* **What the task asks**
Duplicate the rows below line for line, omitting the pictures.

***** Provided records

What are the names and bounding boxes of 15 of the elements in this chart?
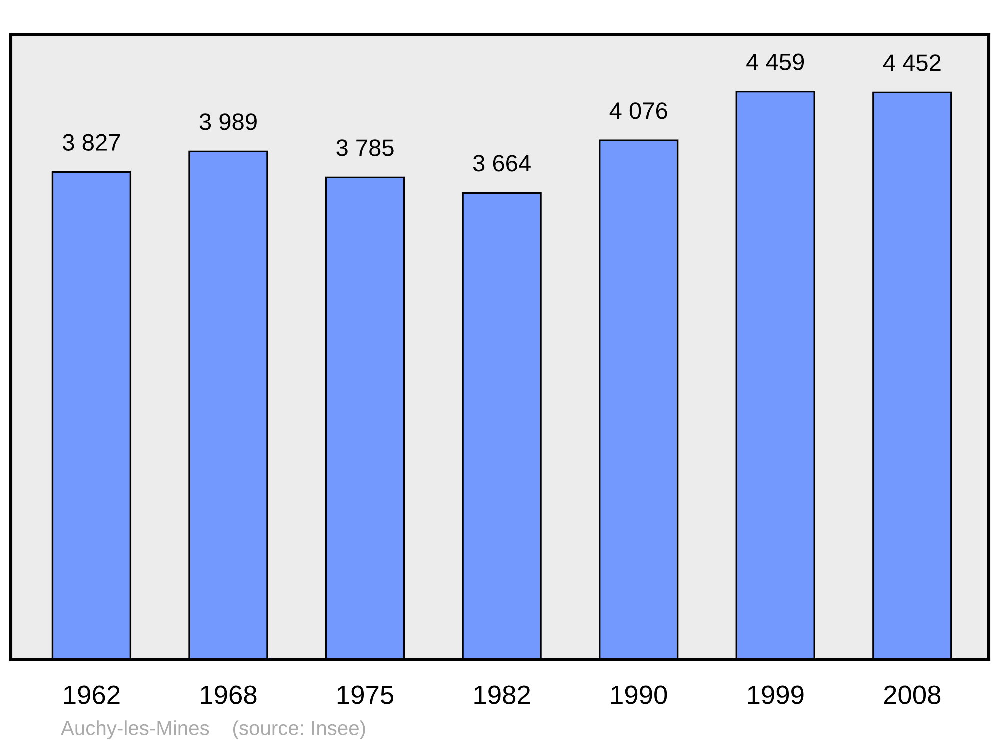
x-tick-label: 1975 <box>338 686 394 704</box>
x-tick-label: 1999 <box>748 686 804 704</box>
data-label: 3 785 <box>336 140 394 156</box>
data-label: 4 452 <box>883 54 941 72</box>
x-tick-label: 1968 <box>201 686 257 704</box>
x-tick-label: 2008 <box>884 686 941 704</box>
x-tick-label: 1962 <box>64 686 120 704</box>
data-label: 3 827 <box>63 134 120 152</box>
data-label: 3 989 <box>200 114 257 130</box>
data-label: 3 664 <box>473 155 531 172</box>
text: Auchy-les-Mines (source: Insee) <box>61 720 366 740</box>
x-tick-label: 1982 <box>474 686 530 704</box>
data-label: 4 076 <box>610 102 668 120</box>
x-tick-label: 1990 <box>612 686 668 704</box>
data-label: 4 459 <box>746 54 804 70</box>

**********

* **The completed task**
What are the names and bounding boxes of 15 of the elements in this chart?
x-tick-label: 1975 <box>338 686 394 704</box>
x-tick-label: 1999 <box>748 686 804 704</box>
data-label: 3 785 <box>336 140 394 156</box>
data-label: 4 452 <box>883 54 941 72</box>
x-tick-label: 1968 <box>201 686 257 704</box>
x-tick-label: 2008 <box>884 686 941 704</box>
x-tick-label: 1962 <box>64 686 120 704</box>
data-label: 3 827 <box>63 134 120 152</box>
data-label: 3 989 <box>200 114 257 130</box>
data-label: 3 664 <box>473 155 531 172</box>
text: Auchy-les-Mines (source: Insee) <box>61 720 366 740</box>
x-tick-label: 1982 <box>474 686 530 704</box>
data-label: 4 076 <box>610 102 668 120</box>
x-tick-label: 1990 <box>612 686 668 704</box>
data-label: 4 459 <box>746 54 804 70</box>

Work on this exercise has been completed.